WORKING DATA =>
• • •
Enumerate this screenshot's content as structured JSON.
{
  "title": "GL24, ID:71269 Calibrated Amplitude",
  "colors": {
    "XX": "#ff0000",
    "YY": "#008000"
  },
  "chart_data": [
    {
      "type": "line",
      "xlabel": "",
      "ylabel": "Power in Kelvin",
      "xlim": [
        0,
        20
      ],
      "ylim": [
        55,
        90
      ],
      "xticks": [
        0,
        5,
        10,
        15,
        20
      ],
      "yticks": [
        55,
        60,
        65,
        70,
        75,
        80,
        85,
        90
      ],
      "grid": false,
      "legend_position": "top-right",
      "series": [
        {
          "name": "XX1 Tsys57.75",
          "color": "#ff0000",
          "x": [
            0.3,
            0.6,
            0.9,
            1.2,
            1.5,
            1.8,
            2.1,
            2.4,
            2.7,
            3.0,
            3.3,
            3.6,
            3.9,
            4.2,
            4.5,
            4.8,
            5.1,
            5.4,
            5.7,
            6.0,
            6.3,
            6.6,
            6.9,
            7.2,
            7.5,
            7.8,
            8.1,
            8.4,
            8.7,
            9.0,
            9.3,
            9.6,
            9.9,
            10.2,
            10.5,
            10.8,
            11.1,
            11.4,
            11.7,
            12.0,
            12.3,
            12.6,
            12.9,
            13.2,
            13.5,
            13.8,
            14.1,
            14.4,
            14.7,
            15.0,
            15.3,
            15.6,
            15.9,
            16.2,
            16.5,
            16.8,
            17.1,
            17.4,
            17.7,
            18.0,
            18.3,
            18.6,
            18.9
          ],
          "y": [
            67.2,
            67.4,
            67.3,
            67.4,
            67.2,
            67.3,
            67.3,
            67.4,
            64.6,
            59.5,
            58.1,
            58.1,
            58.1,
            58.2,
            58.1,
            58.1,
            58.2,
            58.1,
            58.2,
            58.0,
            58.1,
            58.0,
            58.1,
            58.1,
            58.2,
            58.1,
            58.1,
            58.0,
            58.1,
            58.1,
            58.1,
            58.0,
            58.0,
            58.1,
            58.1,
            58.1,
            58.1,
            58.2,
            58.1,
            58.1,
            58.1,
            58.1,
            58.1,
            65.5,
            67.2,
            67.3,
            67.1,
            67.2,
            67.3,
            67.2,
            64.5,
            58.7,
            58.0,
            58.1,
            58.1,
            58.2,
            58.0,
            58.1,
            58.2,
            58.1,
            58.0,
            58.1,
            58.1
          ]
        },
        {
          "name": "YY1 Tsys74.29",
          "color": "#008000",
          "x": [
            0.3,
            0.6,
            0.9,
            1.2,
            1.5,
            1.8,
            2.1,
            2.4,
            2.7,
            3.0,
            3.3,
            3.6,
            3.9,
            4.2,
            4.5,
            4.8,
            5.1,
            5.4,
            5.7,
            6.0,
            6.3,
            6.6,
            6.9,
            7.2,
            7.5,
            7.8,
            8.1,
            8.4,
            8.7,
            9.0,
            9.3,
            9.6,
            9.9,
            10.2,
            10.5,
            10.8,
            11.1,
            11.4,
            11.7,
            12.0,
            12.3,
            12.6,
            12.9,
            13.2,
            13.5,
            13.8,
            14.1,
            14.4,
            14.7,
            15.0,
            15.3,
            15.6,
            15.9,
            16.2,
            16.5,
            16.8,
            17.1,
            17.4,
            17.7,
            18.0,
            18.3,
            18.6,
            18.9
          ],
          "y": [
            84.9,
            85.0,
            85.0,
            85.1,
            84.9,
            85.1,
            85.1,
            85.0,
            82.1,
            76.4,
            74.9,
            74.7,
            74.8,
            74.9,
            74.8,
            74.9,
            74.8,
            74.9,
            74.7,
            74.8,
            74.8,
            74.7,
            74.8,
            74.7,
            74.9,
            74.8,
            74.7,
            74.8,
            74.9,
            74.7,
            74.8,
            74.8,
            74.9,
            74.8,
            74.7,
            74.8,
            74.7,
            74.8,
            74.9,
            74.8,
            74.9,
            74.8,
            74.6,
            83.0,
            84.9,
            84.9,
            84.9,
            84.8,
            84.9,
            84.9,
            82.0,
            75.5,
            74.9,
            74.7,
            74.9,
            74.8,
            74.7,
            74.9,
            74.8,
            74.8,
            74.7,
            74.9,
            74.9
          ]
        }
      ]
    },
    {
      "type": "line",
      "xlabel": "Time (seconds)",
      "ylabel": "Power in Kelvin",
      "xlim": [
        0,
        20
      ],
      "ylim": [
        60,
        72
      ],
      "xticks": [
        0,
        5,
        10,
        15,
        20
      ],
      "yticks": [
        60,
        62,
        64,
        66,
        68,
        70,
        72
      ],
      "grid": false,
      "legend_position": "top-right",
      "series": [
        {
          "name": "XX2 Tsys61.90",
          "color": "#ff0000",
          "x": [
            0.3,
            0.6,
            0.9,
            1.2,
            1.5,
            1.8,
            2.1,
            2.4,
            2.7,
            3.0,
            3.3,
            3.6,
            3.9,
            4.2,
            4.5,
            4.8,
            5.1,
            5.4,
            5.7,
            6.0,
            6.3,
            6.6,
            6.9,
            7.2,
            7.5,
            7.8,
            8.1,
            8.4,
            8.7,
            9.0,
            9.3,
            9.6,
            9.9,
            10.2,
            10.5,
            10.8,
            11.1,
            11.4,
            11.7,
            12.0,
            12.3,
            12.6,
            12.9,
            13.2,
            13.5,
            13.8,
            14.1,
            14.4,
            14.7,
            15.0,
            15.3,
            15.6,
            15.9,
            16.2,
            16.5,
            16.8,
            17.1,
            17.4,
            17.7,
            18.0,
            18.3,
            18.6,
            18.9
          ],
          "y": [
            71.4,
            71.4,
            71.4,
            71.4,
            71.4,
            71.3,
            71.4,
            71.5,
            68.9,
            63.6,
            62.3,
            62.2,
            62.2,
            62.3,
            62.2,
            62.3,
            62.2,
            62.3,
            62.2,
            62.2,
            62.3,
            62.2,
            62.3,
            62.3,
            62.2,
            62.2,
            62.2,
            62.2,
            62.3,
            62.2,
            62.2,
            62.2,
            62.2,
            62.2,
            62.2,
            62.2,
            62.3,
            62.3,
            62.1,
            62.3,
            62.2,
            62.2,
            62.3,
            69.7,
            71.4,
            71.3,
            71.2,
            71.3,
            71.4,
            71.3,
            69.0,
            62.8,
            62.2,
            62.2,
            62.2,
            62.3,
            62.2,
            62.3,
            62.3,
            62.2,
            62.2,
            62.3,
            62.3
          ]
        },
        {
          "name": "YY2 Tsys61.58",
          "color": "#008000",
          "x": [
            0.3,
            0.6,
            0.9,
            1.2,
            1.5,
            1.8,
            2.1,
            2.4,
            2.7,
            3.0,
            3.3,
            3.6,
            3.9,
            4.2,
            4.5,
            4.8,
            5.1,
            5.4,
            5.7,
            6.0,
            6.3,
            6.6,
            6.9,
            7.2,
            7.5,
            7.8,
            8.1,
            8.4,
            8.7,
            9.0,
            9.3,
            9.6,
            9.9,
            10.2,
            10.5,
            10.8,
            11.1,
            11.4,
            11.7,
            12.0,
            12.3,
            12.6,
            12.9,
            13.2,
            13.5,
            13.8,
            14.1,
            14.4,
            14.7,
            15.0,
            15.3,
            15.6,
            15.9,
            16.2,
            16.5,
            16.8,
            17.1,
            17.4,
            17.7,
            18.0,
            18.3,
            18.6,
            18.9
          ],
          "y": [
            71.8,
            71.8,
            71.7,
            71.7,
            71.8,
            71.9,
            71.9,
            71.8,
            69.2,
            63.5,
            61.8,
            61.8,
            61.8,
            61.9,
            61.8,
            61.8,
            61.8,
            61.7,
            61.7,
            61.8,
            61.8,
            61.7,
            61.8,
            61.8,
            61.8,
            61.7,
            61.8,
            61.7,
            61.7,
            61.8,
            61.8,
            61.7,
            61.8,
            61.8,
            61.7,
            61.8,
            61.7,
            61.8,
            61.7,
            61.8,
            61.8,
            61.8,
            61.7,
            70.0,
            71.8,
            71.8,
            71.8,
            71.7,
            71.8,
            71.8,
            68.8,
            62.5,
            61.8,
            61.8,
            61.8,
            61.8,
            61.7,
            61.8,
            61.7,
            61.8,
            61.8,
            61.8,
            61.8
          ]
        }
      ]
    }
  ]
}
• • •
DIRECTIVE =>
Copy all lines of the listing above that contain the string "name".

ANSWER TO THE TASK =>
          "name": "XX1 Tsys57.75",
          "name": "YY1 Tsys74.29",
          "name": "XX2 Tsys61.90",
          "name": "YY2 Tsys61.58",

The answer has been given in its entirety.